[DO THIS] Copy each line of the records that holds the string "xornada".

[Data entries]
····················

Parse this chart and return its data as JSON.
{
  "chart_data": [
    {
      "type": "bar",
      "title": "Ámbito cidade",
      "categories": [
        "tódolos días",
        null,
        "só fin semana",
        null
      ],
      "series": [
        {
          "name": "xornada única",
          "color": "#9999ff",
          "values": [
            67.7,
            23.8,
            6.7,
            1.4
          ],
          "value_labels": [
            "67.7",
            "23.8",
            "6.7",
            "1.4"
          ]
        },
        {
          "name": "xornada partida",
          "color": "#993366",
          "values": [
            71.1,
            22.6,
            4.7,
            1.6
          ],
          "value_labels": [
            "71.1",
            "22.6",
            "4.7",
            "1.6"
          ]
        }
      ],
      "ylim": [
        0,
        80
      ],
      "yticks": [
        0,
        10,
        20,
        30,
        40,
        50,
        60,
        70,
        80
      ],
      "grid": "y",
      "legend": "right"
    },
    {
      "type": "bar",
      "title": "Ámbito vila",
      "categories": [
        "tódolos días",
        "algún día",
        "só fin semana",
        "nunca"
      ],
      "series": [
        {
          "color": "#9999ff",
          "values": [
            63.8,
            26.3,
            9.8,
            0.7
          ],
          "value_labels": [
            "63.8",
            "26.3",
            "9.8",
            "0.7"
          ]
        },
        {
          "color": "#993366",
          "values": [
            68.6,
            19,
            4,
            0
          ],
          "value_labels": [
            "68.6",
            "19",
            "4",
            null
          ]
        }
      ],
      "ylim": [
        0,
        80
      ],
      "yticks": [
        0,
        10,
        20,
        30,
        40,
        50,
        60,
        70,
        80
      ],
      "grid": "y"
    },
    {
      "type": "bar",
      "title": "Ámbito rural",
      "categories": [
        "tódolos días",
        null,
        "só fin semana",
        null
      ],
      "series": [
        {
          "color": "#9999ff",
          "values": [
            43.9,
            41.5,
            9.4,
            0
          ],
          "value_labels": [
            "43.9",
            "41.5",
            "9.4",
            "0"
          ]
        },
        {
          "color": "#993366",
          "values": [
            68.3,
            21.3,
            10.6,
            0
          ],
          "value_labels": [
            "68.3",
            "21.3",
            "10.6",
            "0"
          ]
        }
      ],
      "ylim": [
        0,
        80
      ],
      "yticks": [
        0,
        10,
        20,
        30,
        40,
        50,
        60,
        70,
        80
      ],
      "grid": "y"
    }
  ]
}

····················

[WRITTEN REPLY]
          "name": "xornada única",
          "name": "xornada partida",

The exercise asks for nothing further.